- RECORD EXCERPTS
>> Begin
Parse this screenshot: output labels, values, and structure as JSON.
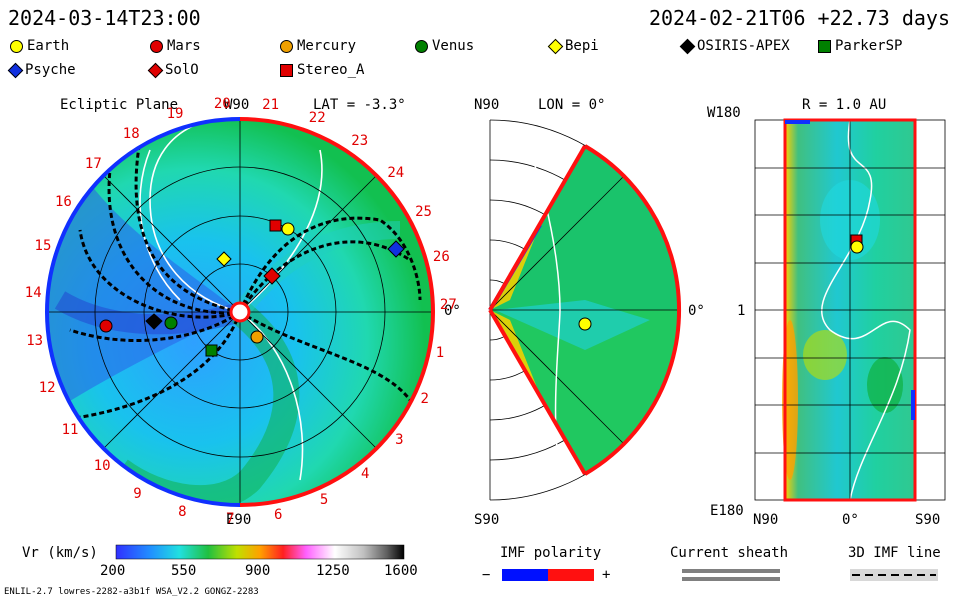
{
  "header": {
    "left_datetime": "2024-03-14T23:00",
    "right_datetime": "2024-02-21T06  +22.73 days"
  },
  "legend": [
    {
      "label": "Earth",
      "color": "#ffff00",
      "shape": "circle"
    },
    {
      "label": "Mars",
      "color": "#e00000",
      "shape": "circle"
    },
    {
      "label": "Mercury",
      "color": "#f0a000",
      "shape": "circle"
    },
    {
      "label": "Venus",
      "color": "#008000",
      "shape": "circle"
    },
    {
      "label": "Bepi",
      "color": "#ffff00",
      "shape": "diamond"
    },
    {
      "label": "OSIRIS-APEX",
      "color": "#000000",
      "shape": "diamond"
    },
    {
      "label": "ParkerSP",
      "color": "#008000",
      "shape": "square"
    },
    {
      "label": "Psyche",
      "color": "#1030e0",
      "shape": "diamond"
    },
    {
      "label": "SolO",
      "color": "#e00000",
      "shape": "diamond"
    },
    {
      "label": "Stereo_A",
      "color": "#e00000",
      "shape": "square"
    }
  ],
  "panels": {
    "ecliptic": {
      "title": "Ecliptic Plane",
      "top_label": "W90",
      "bottom_label": "E90",
      "right_label": "0°",
      "lat_text": "LAT = -3.3°",
      "rotation_numbers": [
        "20",
        "21",
        "22",
        "23",
        "24",
        "25",
        "26",
        "27",
        "1",
        "2",
        "3",
        "4",
        "5",
        "6",
        "7",
        "8",
        "9",
        "10",
        "11",
        "12",
        "13",
        "14",
        "15",
        "16",
        "17",
        "18",
        "19"
      ]
    },
    "meridional": {
      "top_left": "N90",
      "bottom_left": "S90",
      "lon_text": "LON = 0°",
      "right_label": "0°"
    },
    "radial": {
      "r_text": "R = 1.0 AU",
      "top_left": "W180",
      "mid_left": "1",
      "bottom_left": "E180",
      "bottom_ticks": [
        "N90",
        "0°",
        "S90"
      ]
    }
  },
  "colorbar": {
    "label": "Vr (km/s)",
    "ticks": [
      "200",
      "550",
      "900",
      "1250",
      "1600"
    ],
    "range": [
      200,
      1600
    ]
  },
  "imf": {
    "title": "IMF polarity",
    "minus": "−",
    "plus": "+",
    "negative_color": "#0010ff",
    "positive_color": "#ff1010"
  },
  "sheath": {
    "title": "Current sheath"
  },
  "imf3d": {
    "title": "3D IMF line"
  },
  "footer": {
    "model_info": "ENLIL-2.7 lowres-2282-a3b1f WSA_V2.2 GONGZ-2283"
  }
}
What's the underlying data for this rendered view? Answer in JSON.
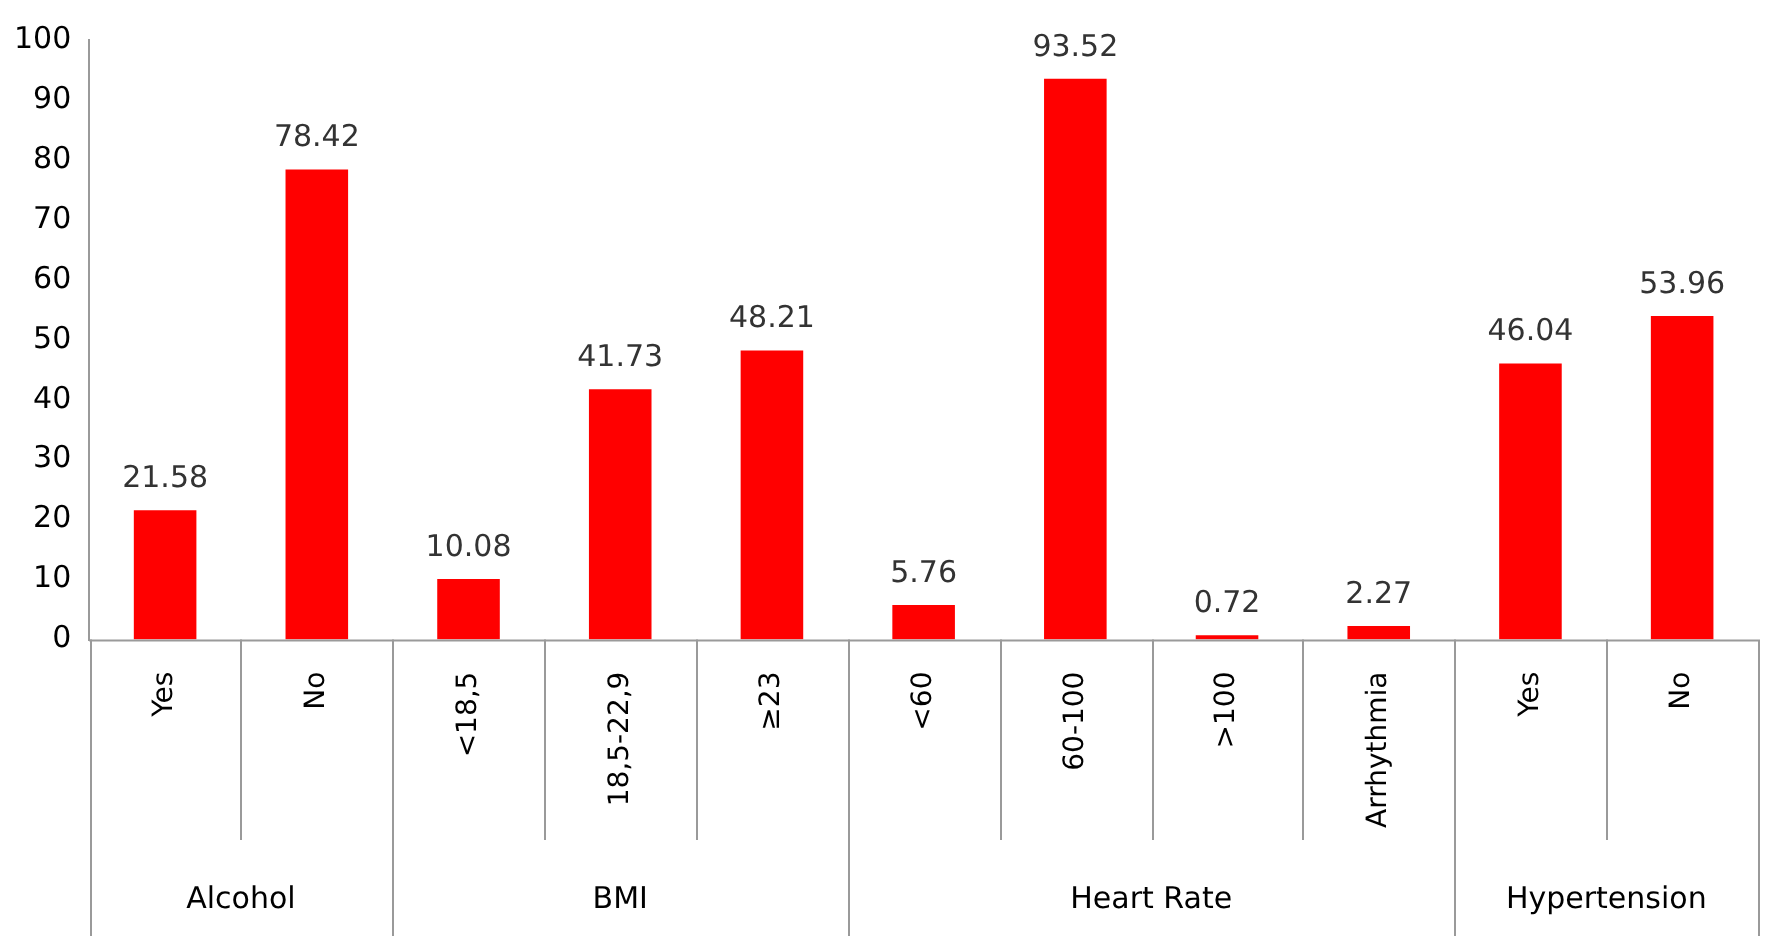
{
  "chart_data": {
    "type": "bar",
    "categories": [
      "Yes",
      "No",
      "<18,5",
      "18,5-22,9",
      "≥23",
      "<60",
      "60-100",
      ">100",
      "Arrhythmia",
      "Yes",
      "No"
    ],
    "values": [
      21.58,
      78.42,
      10.08,
      41.73,
      48.21,
      5.76,
      93.52,
      0.72,
      2.27,
      46.04,
      53.96
    ],
    "color": "#ff0000",
    "ylim": [
      0,
      100
    ],
    "yticks": [
      0,
      10,
      20,
      30,
      40,
      50,
      60,
      70,
      80,
      90,
      100
    ],
    "grid": false,
    "legend": false,
    "data_labels": true,
    "annotations": [
      "Alcohol",
      "BMI",
      "Heart Rate",
      "Hypertension"
    ]
  }
}
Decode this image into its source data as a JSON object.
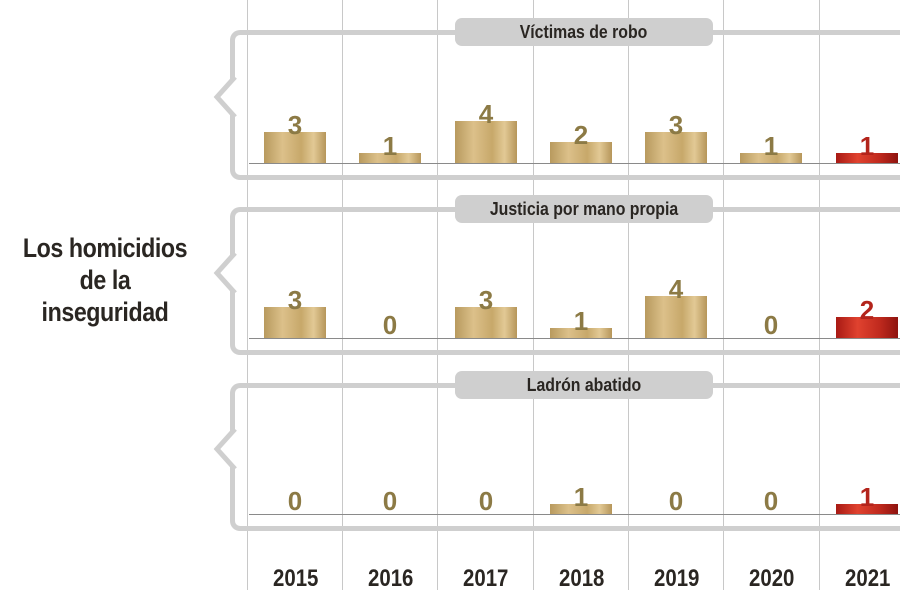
{
  "title": "Los homicidios de la inseguridad",
  "title_lines": [
    "Los homicidios",
    "de la",
    "inseguridad"
  ],
  "colors": {
    "gold": "#c9a96b",
    "highlight_red": "#c62a1e",
    "panel_gray": "#cfcfcf",
    "value_text": "#8c7a45"
  },
  "chart_data": {
    "type": "bar",
    "title": "Los homicidios de la inseguridad",
    "categories": [
      "2015",
      "2016",
      "2017",
      "2018",
      "2019",
      "2020",
      "2021"
    ],
    "series": [
      {
        "name": "Víctimas de robo",
        "values": [
          3,
          1,
          4,
          2,
          3,
          1,
          1
        ]
      },
      {
        "name": "Justicia por mano propia",
        "values": [
          3,
          0,
          3,
          1,
          4,
          0,
          2
        ]
      },
      {
        "name": "Ladrón abatido",
        "values": [
          0,
          0,
          0,
          1,
          0,
          0,
          1
        ]
      }
    ],
    "highlighted_category": "2021",
    "xlabel": "",
    "ylabel": "",
    "grid": "vertical separators",
    "legend": "panel labels"
  },
  "panels": [
    {
      "label": "Víctimas de robo",
      "values": [
        "3",
        "1",
        "4",
        "2",
        "3",
        "1",
        "1"
      ]
    },
    {
      "label": "Justicia por mano propia",
      "values": [
        "3",
        "0",
        "3",
        "1",
        "4",
        "0",
        "2"
      ]
    },
    {
      "label": "Ladrón abatido",
      "values": [
        "0",
        "0",
        "0",
        "1",
        "0",
        "0",
        "1"
      ]
    }
  ],
  "years": [
    "2015",
    "2016",
    "2017",
    "2018",
    "2019",
    "2020",
    "2021"
  ]
}
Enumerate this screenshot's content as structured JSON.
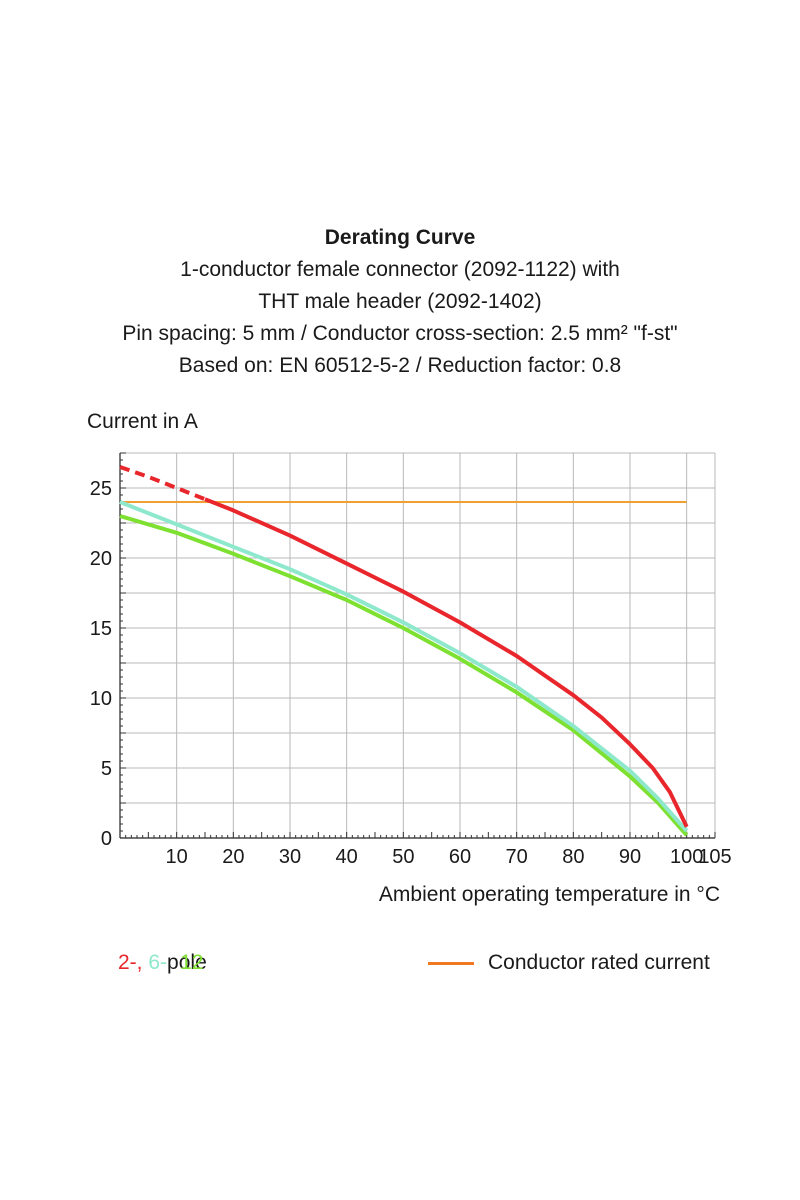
{
  "chart_data": {
    "type": "line",
    "title": "Derating Curve",
    "subtitle_lines": [
      "1-conductor female connector (2092-1122) with",
      "THT male header (2092-1402)",
      "Pin spacing: 5 mm / Conductor cross-section: 2.5 mm² \"f-st\"",
      "Based on: EN 60512-5-2 / Reduction factor: 0.8"
    ],
    "ylabel": "Current in A",
    "xlabel": "Ambient operating temperature in °C",
    "xlim": [
      0,
      105
    ],
    "ylim": [
      0,
      27.5
    ],
    "x_ticks": [
      10,
      20,
      30,
      40,
      50,
      60,
      70,
      80,
      90,
      100,
      105
    ],
    "y_ticks": [
      0,
      5,
      10,
      15,
      20,
      25
    ],
    "grid": true,
    "series": [
      {
        "name": "2-pole",
        "color": "#e8262b",
        "dashed_x": [
          0,
          15
        ],
        "x": [
          0,
          5,
          10,
          15,
          20,
          30,
          40,
          50,
          60,
          70,
          80,
          85,
          90,
          94,
          97,
          100
        ],
        "y": [
          26.5,
          25.8,
          25.0,
          24.2,
          23.4,
          21.6,
          19.6,
          17.6,
          15.4,
          13.0,
          10.2,
          8.6,
          6.7,
          5.0,
          3.3,
          0.8
        ]
      },
      {
        "name": "6-pole",
        "color": "#8ee8cc",
        "x": [
          0,
          10,
          20,
          30,
          40,
          50,
          60,
          70,
          80,
          90,
          95,
          100
        ],
        "y": [
          24.0,
          22.4,
          20.8,
          19.2,
          17.4,
          15.4,
          13.2,
          10.8,
          8.0,
          4.8,
          2.8,
          0.5
        ]
      },
      {
        "name": "12-pole",
        "color": "#7ee030",
        "x": [
          0,
          10,
          20,
          30,
          40,
          50,
          60,
          70,
          80,
          90,
          95,
          100
        ],
        "y": [
          23.0,
          21.8,
          20.3,
          18.7,
          17.0,
          15.0,
          12.8,
          10.4,
          7.7,
          4.4,
          2.5,
          0.2
        ]
      },
      {
        "name": "Conductor rated current",
        "color": "#f0a030",
        "x": [
          0,
          100
        ],
        "y": [
          24.0,
          24.0
        ]
      }
    ],
    "legend": {
      "pole_prefix_1": "2-,",
      "pole_prefix_2": "6-",
      "pole_prefix_3": "12",
      "pole_suffix": "pole",
      "rated_label": "Conductor rated current",
      "rated_color": "#f07820"
    }
  }
}
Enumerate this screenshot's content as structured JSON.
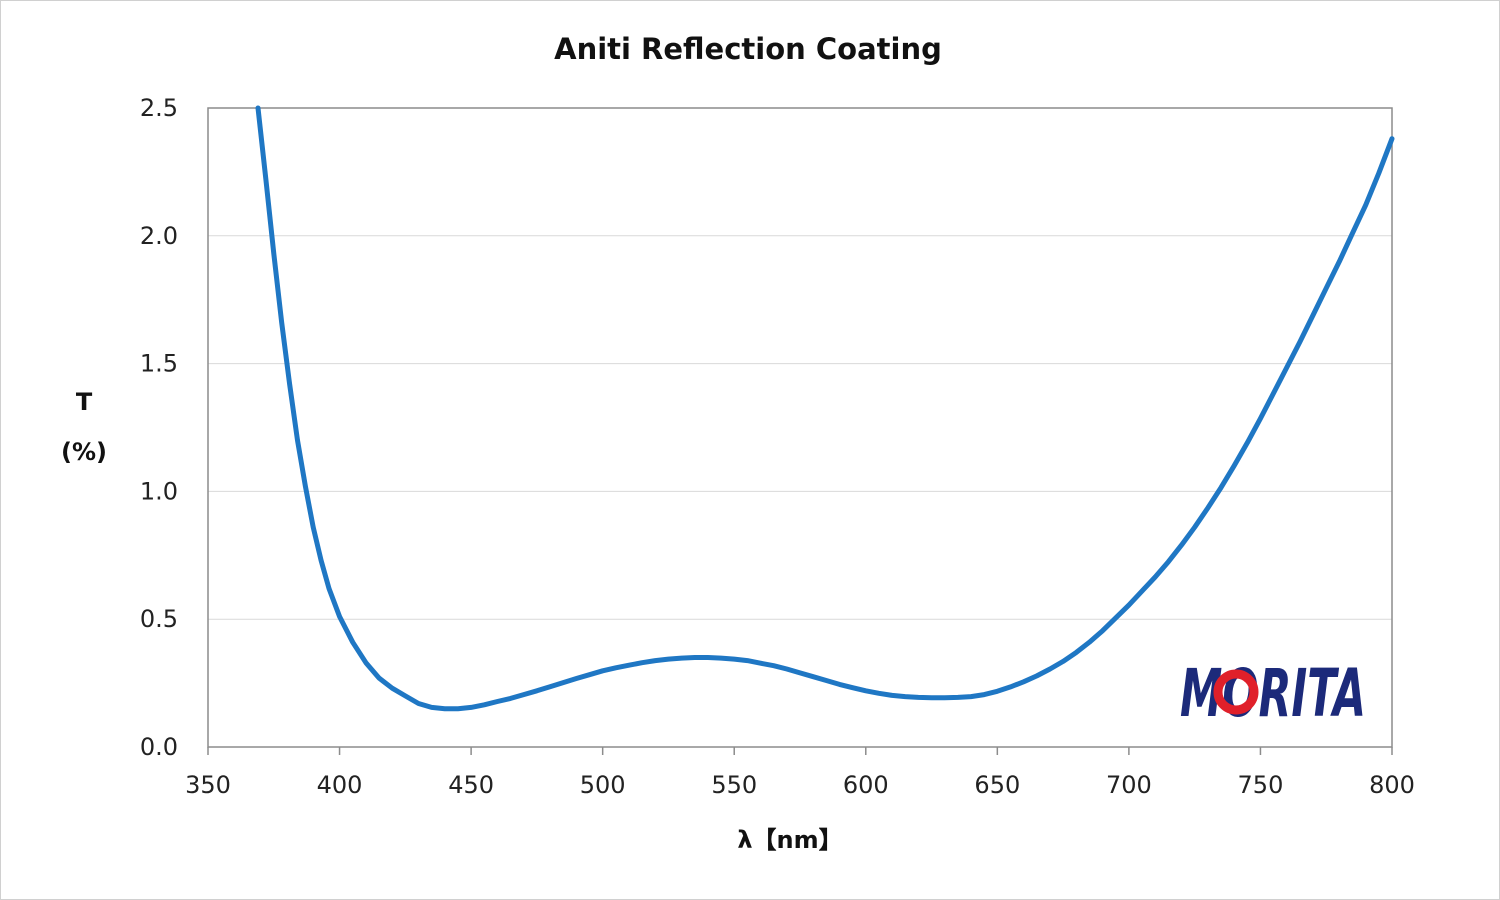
>> End
Quote everything in the listing above exactly; pictures are the only thing to omit.

Parse this screenshot: output labels, values, and structure as JSON.
{
  "header": {
    "left_datetime": "2024-03-14T23:00",
    "right_datetime": "2024-02-21T06  +22.73 days"
  },
  "legend": [
    {
      "label": "Earth",
      "color": "#ffff00",
      "shape": "circle"
    },
    {
      "label": "Mars",
      "color": "#e00000",
      "shape": "circle"
    },
    {
      "label": "Mercury",
      "color": "#f0a000",
      "shape": "circle"
    },
    {
      "label": "Venus",
      "color": "#008000",
      "shape": "circle"
    },
    {
      "label": "Bepi",
      "color": "#ffff00",
      "shape": "diamond"
    },
    {
      "label": "OSIRIS-APEX",
      "color": "#000000",
      "shape": "diamond"
    },
    {
      "label": "ParkerSP",
      "color": "#008000",
      "shape": "square"
    },
    {
      "label": "Psyche",
      "color": "#1030e0",
      "shape": "diamond"
    },
    {
      "label": "SolO",
      "color": "#e00000",
      "shape": "diamond"
    },
    {
      "label": "Stereo_A",
      "color": "#e00000",
      "shape": "square"
    }
  ],
  "panels": {
    "ecliptic": {
      "title": "Ecliptic Plane",
      "top_label": "W90",
      "bottom_label": "E90",
      "right_label": "0°",
      "lat_text": "LAT = -3.3°",
      "rotation_numbers": [
        "20",
        "21",
        "22",
        "23",
        "24",
        "25",
        "26",
        "27",
        "1",
        "2",
        "3",
        "4",
        "5",
        "6",
        "7",
        "8",
        "9",
        "10",
        "11",
        "12",
        "13",
        "14",
        "15",
        "16",
        "17",
        "18",
        "19"
      ]
    },
    "meridional": {
      "top_left": "N90",
      "bottom_left": "S90",
      "lon_text": "LON = 0°",
      "right_label": "0°"
    },
    "radial": {
      "r_text": "R = 1.0 AU",
      "top_left": "W180",
      "mid_left": "1",
      "bottom_left": "E180",
      "bottom_ticks": [
        "N90",
        "0°",
        "S90"
      ]
    }
  },
  "colorbar": {
    "label": "Vr (km/s)",
    "ticks": [
      "200",
      "550",
      "900",
      "1250",
      "1600"
    ],
    "range": [
      200,
      1600
    ]
  },
  "imf": {
    "title": "IMF polarity",
    "minus": "−",
    "plus": "+",
    "negative_color": "#0010ff",
    "positive_color": "#ff1010"
  },
  "sheath": {
    "title": "Current sheath"
  },
  "imf3d": {
    "title": "3D IMF line"
  },
  "footer": {
    "model_info": "ENLIL-2.7 lowres-2282-a3b1f WSA_V2.2 GONGZ-2283"
  }
}
What's the underlying data for this rendered view? Answer in JSON.
{
  "chart_data": {
    "type": "bar",
    "categories": [
      "Yes",
      "No",
      "<18,5",
      "18,5-22,9",
      "≥23",
      "<60",
      "60-100",
      ">100",
      "Arrhythmia",
      "Yes",
      "No"
    ],
    "values": [
      21.58,
      78.42,
      10.08,
      41.73,
      48.21,
      5.76,
      93.52,
      0.72,
      2.27,
      46.04,
      53.96
    ],
    "color": "#ff0000",
    "ylim": [
      0,
      100
    ],
    "yticks": [
      0,
      10,
      20,
      30,
      40,
      50,
      60,
      70,
      80,
      90,
      100
    ],
    "grid": false,
    "legend": false,
    "data_labels": true,
    "annotations": [
      "Alcohol",
      "BMI",
      "Heart Rate",
      "Hypertension"
    ]
  }
}
Decode this image into its source data as a JSON object.
{
  "title": "Los homicidios de la inseguridad",
  "title_lines": [
    "Los homicidios",
    "de la",
    "inseguridad"
  ],
  "colors": {
    "gold": "#c9a96b",
    "highlight_red": "#c62a1e",
    "panel_gray": "#cfcfcf",
    "value_text": "#8c7a45"
  },
  "chart_data": {
    "type": "bar",
    "title": "Los homicidios de la inseguridad",
    "categories": [
      "2015",
      "2016",
      "2017",
      "2018",
      "2019",
      "2020",
      "2021"
    ],
    "series": [
      {
        "name": "Víctimas de robo",
        "values": [
          3,
          1,
          4,
          2,
          3,
          1,
          1
        ]
      },
      {
        "name": "Justicia por mano propia",
        "values": [
          3,
          0,
          3,
          1,
          4,
          0,
          2
        ]
      },
      {
        "name": "Ladrón abatido",
        "values": [
          0,
          0,
          0,
          1,
          0,
          0,
          1
        ]
      }
    ],
    "highlighted_category": "2021",
    "xlabel": "",
    "ylabel": "",
    "grid": "vertical separators",
    "legend": "panel labels"
  },
  "panels": [
    {
      "label": "Víctimas de robo",
      "values": [
        "3",
        "1",
        "4",
        "2",
        "3",
        "1",
        "1"
      ]
    },
    {
      "label": "Justicia por mano propia",
      "values": [
        "3",
        "0",
        "3",
        "1",
        "4",
        "0",
        "2"
      ]
    },
    {
      "label": "Ladrón abatido",
      "values": [
        "0",
        "0",
        "0",
        "1",
        "0",
        "0",
        "1"
      ]
    }
  ],
  "years": [
    "2015",
    "2016",
    "2017",
    "2018",
    "2019",
    "2020",
    "2021"
  ]
}
Enumerate this screenshot's content as structured JSON.
{
  "chart_data": {
    "type": "line",
    "title": "Derating Curve",
    "subtitle_lines": [
      "1-conductor female connector (2092-1122) with",
      "THT male header (2092-1402)",
      "Pin spacing: 5 mm / Conductor cross-section: 2.5 mm² \"f-st\"",
      "Based on: EN 60512-5-2 / Reduction factor: 0.8"
    ],
    "ylabel": "Current in A",
    "xlabel": "Ambient operating temperature in °C",
    "xlim": [
      0,
      105
    ],
    "ylim": [
      0,
      27.5
    ],
    "x_ticks": [
      10,
      20,
      30,
      40,
      50,
      60,
      70,
      80,
      90,
      100,
      105
    ],
    "y_ticks": [
      0,
      5,
      10,
      15,
      20,
      25
    ],
    "grid": true,
    "series": [
      {
        "name": "2-pole",
        "color": "#e8262b",
        "dashed_x": [
          0,
          15
        ],
        "x": [
          0,
          5,
          10,
          15,
          20,
          30,
          40,
          50,
          60,
          70,
          80,
          85,
          90,
          94,
          97,
          100
        ],
        "y": [
          26.5,
          25.8,
          25.0,
          24.2,
          23.4,
          21.6,
          19.6,
          17.6,
          15.4,
          13.0,
          10.2,
          8.6,
          6.7,
          5.0,
          3.3,
          0.8
        ]
      },
      {
        "name": "6-pole",
        "color": "#8ee8cc",
        "x": [
          0,
          10,
          20,
          30,
          40,
          50,
          60,
          70,
          80,
          90,
          95,
          100
        ],
        "y": [
          24.0,
          22.4,
          20.8,
          19.2,
          17.4,
          15.4,
          13.2,
          10.8,
          8.0,
          4.8,
          2.8,
          0.5
        ]
      },
      {
        "name": "12-pole",
        "color": "#7ee030",
        "x": [
          0,
          10,
          20,
          30,
          40,
          50,
          60,
          70,
          80,
          90,
          95,
          100
        ],
        "y": [
          23.0,
          21.8,
          20.3,
          18.7,
          17.0,
          15.0,
          12.8,
          10.4,
          7.7,
          4.4,
          2.5,
          0.2
        ]
      },
      {
        "name": "Conductor rated current",
        "color": "#f0a030",
        "x": [
          0,
          100
        ],
        "y": [
          24.0,
          24.0
        ]
      }
    ],
    "legend": {
      "pole_prefix_1": "2-,",
      "pole_prefix_2": "6-",
      "pole_prefix_3": "12",
      "pole_suffix": "pole",
      "rated_label": "Conductor rated current",
      "rated_color": "#f07820"
    }
  }
}
Enumerate this screenshot's content as structured JSON.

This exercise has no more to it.